> [TASK OBJECTIVE]:
Copy out all of the material, matching it word for word.

☆ ☆ ☆ ☆ ☆

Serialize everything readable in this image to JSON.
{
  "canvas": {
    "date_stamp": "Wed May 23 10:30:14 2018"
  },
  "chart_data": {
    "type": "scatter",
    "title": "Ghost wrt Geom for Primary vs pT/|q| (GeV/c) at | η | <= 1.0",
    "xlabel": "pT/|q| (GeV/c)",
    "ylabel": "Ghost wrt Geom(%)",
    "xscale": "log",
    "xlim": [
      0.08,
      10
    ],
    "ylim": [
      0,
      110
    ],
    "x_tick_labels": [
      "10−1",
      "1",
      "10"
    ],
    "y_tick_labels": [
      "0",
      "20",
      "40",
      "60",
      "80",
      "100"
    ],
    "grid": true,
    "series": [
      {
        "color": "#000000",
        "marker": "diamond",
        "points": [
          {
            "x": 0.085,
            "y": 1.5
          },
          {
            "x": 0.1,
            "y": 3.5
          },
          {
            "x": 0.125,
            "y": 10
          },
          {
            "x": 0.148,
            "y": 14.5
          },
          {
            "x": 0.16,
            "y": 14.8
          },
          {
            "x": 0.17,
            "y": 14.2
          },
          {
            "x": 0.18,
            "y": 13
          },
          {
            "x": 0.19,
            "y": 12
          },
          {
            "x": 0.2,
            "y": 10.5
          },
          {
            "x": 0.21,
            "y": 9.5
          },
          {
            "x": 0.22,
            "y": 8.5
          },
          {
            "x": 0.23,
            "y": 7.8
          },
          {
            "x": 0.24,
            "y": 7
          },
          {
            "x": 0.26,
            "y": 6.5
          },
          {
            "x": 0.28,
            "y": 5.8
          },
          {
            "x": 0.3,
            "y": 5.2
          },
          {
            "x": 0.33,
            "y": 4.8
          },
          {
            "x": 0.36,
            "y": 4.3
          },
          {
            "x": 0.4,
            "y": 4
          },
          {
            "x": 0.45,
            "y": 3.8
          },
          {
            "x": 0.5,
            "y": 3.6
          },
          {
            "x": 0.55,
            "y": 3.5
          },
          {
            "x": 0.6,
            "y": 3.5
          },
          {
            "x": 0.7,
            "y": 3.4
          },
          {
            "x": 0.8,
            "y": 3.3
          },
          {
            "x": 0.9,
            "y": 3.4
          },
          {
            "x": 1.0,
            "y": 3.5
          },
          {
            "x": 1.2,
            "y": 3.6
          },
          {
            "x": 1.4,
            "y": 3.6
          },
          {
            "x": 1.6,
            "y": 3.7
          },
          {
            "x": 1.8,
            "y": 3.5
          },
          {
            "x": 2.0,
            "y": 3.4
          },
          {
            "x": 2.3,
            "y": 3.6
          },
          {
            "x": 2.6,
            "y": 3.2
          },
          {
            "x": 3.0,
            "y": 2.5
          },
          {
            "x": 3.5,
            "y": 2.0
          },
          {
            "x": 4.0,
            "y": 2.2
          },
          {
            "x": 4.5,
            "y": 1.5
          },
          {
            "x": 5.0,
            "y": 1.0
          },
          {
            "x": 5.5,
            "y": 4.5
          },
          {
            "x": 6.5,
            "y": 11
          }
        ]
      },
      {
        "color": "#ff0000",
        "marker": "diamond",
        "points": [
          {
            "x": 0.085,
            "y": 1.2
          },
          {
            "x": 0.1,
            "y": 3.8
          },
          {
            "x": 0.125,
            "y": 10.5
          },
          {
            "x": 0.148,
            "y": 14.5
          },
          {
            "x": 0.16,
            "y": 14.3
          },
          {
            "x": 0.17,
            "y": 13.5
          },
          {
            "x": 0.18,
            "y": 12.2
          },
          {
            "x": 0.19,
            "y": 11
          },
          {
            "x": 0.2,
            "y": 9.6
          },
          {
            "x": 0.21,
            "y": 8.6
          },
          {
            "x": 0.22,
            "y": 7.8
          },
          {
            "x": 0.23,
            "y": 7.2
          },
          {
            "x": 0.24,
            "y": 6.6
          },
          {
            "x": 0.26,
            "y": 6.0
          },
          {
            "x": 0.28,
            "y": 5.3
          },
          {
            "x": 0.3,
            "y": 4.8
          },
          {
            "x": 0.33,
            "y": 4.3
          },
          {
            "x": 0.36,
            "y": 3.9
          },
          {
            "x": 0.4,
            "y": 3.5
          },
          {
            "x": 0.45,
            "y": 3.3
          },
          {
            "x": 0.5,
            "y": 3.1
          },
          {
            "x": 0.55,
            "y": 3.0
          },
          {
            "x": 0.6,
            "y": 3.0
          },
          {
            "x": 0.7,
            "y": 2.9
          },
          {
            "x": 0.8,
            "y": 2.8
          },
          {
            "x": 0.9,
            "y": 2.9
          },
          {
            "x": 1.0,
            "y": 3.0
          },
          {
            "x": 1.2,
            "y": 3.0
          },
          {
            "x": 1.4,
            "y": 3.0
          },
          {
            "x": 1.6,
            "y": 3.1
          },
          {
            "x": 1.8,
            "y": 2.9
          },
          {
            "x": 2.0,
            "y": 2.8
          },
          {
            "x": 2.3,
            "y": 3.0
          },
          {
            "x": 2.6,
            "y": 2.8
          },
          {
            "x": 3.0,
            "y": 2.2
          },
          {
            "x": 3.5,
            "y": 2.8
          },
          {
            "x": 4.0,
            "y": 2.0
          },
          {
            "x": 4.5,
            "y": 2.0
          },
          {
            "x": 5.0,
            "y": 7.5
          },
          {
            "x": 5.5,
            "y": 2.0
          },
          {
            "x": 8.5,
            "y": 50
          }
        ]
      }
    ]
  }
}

☆ ☆ ☆ ☆ ☆

> [WRITTEN ANSWER]:
Serialize everything readable in this image to JSON.
{
  "canvas": {
    "date_stamp": "Wed May 23 10:30:14 2018"
  },
  "chart_data": {
    "type": "scatter",
    "title": "Ghost wrt Geom for Primary vs pT/|q| (GeV/c) at | η | <= 1.0",
    "xlabel": "pT/|q| (GeV/c)",
    "ylabel": "Ghost wrt Geom(%)",
    "xscale": "log",
    "xlim": [
      0.08,
      10
    ],
    "ylim": [
      0,
      110
    ],
    "x_tick_labels": [
      "10−1",
      "1",
      "10"
    ],
    "y_tick_labels": [
      "0",
      "20",
      "40",
      "60",
      "80",
      "100"
    ],
    "grid": true,
    "series": [
      {
        "color": "#000000",
        "marker": "diamond",
        "points": [
          {
            "x": 0.085,
            "y": 1.5
          },
          {
            "x": 0.1,
            "y": 3.5
          },
          {
            "x": 0.125,
            "y": 10
          },
          {
            "x": 0.148,
            "y": 14.5
          },
          {
            "x": 0.16,
            "y": 14.8
          },
          {
            "x": 0.17,
            "y": 14.2
          },
          {
            "x": 0.18,
            "y": 13
          },
          {
            "x": 0.19,
            "y": 12
          },
          {
            "x": 0.2,
            "y": 10.5
          },
          {
            "x": 0.21,
            "y": 9.5
          },
          {
            "x": 0.22,
            "y": 8.5
          },
          {
            "x": 0.23,
            "y": 7.8
          },
          {
            "x": 0.24,
            "y": 7
          },
          {
            "x": 0.26,
            "y": 6.5
          },
          {
            "x": 0.28,
            "y": 5.8
          },
          {
            "x": 0.3,
            "y": 5.2
          },
          {
            "x": 0.33,
            "y": 4.8
          },
          {
            "x": 0.36,
            "y": 4.3
          },
          {
            "x": 0.4,
            "y": 4
          },
          {
            "x": 0.45,
            "y": 3.8
          },
          {
            "x": 0.5,
            "y": 3.6
          },
          {
            "x": 0.55,
            "y": 3.5
          },
          {
            "x": 0.6,
            "y": 3.5
          },
          {
            "x": 0.7,
            "y": 3.4
          },
          {
            "x": 0.8,
            "y": 3.3
          },
          {
            "x": 0.9,
            "y": 3.4
          },
          {
            "x": 1.0,
            "y": 3.5
          },
          {
            "x": 1.2,
            "y": 3.6
          },
          {
            "x": 1.4,
            "y": 3.6
          },
          {
            "x": 1.6,
            "y": 3.7
          },
          {
            "x": 1.8,
            "y": 3.5
          },
          {
            "x": 2.0,
            "y": 3.4
          },
          {
            "x": 2.3,
            "y": 3.6
          },
          {
            "x": 2.6,
            "y": 3.2
          },
          {
            "x": 3.0,
            "y": 2.5
          },
          {
            "x": 3.5,
            "y": 2.0
          },
          {
            "x": 4.0,
            "y": 2.2
          },
          {
            "x": 4.5,
            "y": 1.5
          },
          {
            "x": 5.0,
            "y": 1.0
          },
          {
            "x": 5.5,
            "y": 4.5
          },
          {
            "x": 6.5,
            "y": 11
          }
        ]
      },
      {
        "color": "#ff0000",
        "marker": "diamond",
        "points": [
          {
            "x": 0.085,
            "y": 1.2
          },
          {
            "x": 0.1,
            "y": 3.8
          },
          {
            "x": 0.125,
            "y": 10.5
          },
          {
            "x": 0.148,
            "y": 14.5
          },
          {
            "x": 0.16,
            "y": 14.3
          },
          {
            "x": 0.17,
            "y": 13.5
          },
          {
            "x": 0.18,
            "y": 12.2
          },
          {
            "x": 0.19,
            "y": 11
          },
          {
            "x": 0.2,
            "y": 9.6
          },
          {
            "x": 0.21,
            "y": 8.6
          },
          {
            "x": 0.22,
            "y": 7.8
          },
          {
            "x": 0.23,
            "y": 7.2
          },
          {
            "x": 0.24,
            "y": 6.6
          },
          {
            "x": 0.26,
            "y": 6.0
          },
          {
            "x": 0.28,
            "y": 5.3
          },
          {
            "x": 0.3,
            "y": 4.8
          },
          {
            "x": 0.33,
            "y": 4.3
          },
          {
            "x": 0.36,
            "y": 3.9
          },
          {
            "x": 0.4,
            "y": 3.5
          },
          {
            "x": 0.45,
            "y": 3.3
          },
          {
            "x": 0.5,
            "y": 3.1
          },
          {
            "x": 0.55,
            "y": 3.0
          },
          {
            "x": 0.6,
            "y": 3.0
          },
          {
            "x": 0.7,
            "y": 2.9
          },
          {
            "x": 0.8,
            "y": 2.8
          },
          {
            "x": 0.9,
            "y": 2.9
          },
          {
            "x": 1.0,
            "y": 3.0
          },
          {
            "x": 1.2,
            "y": 3.0
          },
          {
            "x": 1.4,
            "y": 3.0
          },
          {
            "x": 1.6,
            "y": 3.1
          },
          {
            "x": 1.8,
            "y": 2.9
          },
          {
            "x": 2.0,
            "y": 2.8
          },
          {
            "x": 2.3,
            "y": 3.0
          },
          {
            "x": 2.6,
            "y": 2.8
          },
          {
            "x": 3.0,
            "y": 2.2
          },
          {
            "x": 3.5,
            "y": 2.8
          },
          {
            "x": 4.0,
            "y": 2.0
          },
          {
            "x": 4.5,
            "y": 2.0
          },
          {
            "x": 5.0,
            "y": 7.5
          },
          {
            "x": 5.5,
            "y": 2.0
          },
          {
            "x": 8.5,
            "y": 50
          }
        ]
      }
    ]
  }
}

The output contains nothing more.